------ RECORDS TO PROCESS

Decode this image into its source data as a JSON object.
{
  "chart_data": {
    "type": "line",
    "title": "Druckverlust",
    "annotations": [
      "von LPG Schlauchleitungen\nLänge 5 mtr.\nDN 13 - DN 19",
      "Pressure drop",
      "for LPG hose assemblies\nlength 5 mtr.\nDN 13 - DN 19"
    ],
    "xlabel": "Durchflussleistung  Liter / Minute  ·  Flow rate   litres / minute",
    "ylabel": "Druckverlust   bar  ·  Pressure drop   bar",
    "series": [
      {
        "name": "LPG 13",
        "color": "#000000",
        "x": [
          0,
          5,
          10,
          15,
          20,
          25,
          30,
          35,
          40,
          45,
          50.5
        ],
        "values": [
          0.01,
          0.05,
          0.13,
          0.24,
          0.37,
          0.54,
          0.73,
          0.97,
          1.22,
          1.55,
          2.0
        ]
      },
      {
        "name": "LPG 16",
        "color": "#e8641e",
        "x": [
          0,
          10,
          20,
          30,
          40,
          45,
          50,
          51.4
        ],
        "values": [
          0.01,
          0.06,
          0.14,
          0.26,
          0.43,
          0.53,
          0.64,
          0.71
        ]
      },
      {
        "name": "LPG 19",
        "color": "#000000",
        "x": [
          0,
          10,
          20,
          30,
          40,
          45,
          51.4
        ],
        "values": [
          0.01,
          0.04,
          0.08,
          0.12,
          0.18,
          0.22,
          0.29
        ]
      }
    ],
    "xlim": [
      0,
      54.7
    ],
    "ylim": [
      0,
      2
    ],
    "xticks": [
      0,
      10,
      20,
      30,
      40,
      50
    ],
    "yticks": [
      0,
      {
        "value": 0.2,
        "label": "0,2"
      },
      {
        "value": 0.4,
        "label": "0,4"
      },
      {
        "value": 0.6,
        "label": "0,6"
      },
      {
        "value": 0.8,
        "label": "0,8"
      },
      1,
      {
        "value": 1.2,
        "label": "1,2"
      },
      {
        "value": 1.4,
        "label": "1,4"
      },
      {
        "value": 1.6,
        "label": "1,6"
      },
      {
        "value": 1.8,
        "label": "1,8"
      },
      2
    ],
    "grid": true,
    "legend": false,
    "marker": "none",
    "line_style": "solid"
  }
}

------------

*REQUIREMENTS*
Copy all the records above precisely.

*FULL ANSWER*
Decode this image into its source data as a JSON object.
{
  "chart_data": {
    "type": "line",
    "title": "Druckverlust",
    "annotations": [
      "von LPG Schlauchleitungen\nLänge 5 mtr.\nDN 13 - DN 19",
      "Pressure drop",
      "for LPG hose assemblies\nlength 5 mtr.\nDN 13 - DN 19"
    ],
    "xlabel": "Durchflussleistung  Liter / Minute  ·  Flow rate   litres / minute",
    "ylabel": "Druckverlust   bar  ·  Pressure drop   bar",
    "series": [
      {
        "name": "LPG 13",
        "color": "#000000",
        "x": [
          0,
          5,
          10,
          15,
          20,
          25,
          30,
          35,
          40,
          45,
          50.5
        ],
        "values": [
          0.01,
          0.05,
          0.13,
          0.24,
          0.37,
          0.54,
          0.73,
          0.97,
          1.22,
          1.55,
          2.0
        ]
      },
      {
        "name": "LPG 16",
        "color": "#e8641e",
        "x": [
          0,
          10,
          20,
          30,
          40,
          45,
          50,
          51.4
        ],
        "values": [
          0.01,
          0.06,
          0.14,
          0.26,
          0.43,
          0.53,
          0.64,
          0.71
        ]
      },
      {
        "name": "LPG 19",
        "color": "#000000",
        "x": [
          0,
          10,
          20,
          30,
          40,
          45,
          51.4
        ],
        "values": [
          0.01,
          0.04,
          0.08,
          0.12,
          0.18,
          0.22,
          0.29
        ]
      }
    ],
    "xlim": [
      0,
      54.7
    ],
    "ylim": [
      0,
      2
    ],
    "xticks": [
      0,
      10,
      20,
      30,
      40,
      50
    ],
    "yticks": [
      0,
      {
        "value": 0.2,
        "label": "0,2"
      },
      {
        "value": 0.4,
        "label": "0,4"
      },
      {
        "value": 0.6,
        "label": "0,6"
      },
      {
        "value": 0.8,
        "label": "0,8"
      },
      1,
      {
        "value": 1.2,
        "label": "1,2"
      },
      {
        "value": 1.4,
        "label": "1,4"
      },
      {
        "value": 1.6,
        "label": "1,6"
      },
      {
        "value": 1.8,
        "label": "1,8"
      },
      2
    ],
    "grid": true,
    "legend": false,
    "marker": "none",
    "line_style": "solid"
  }
}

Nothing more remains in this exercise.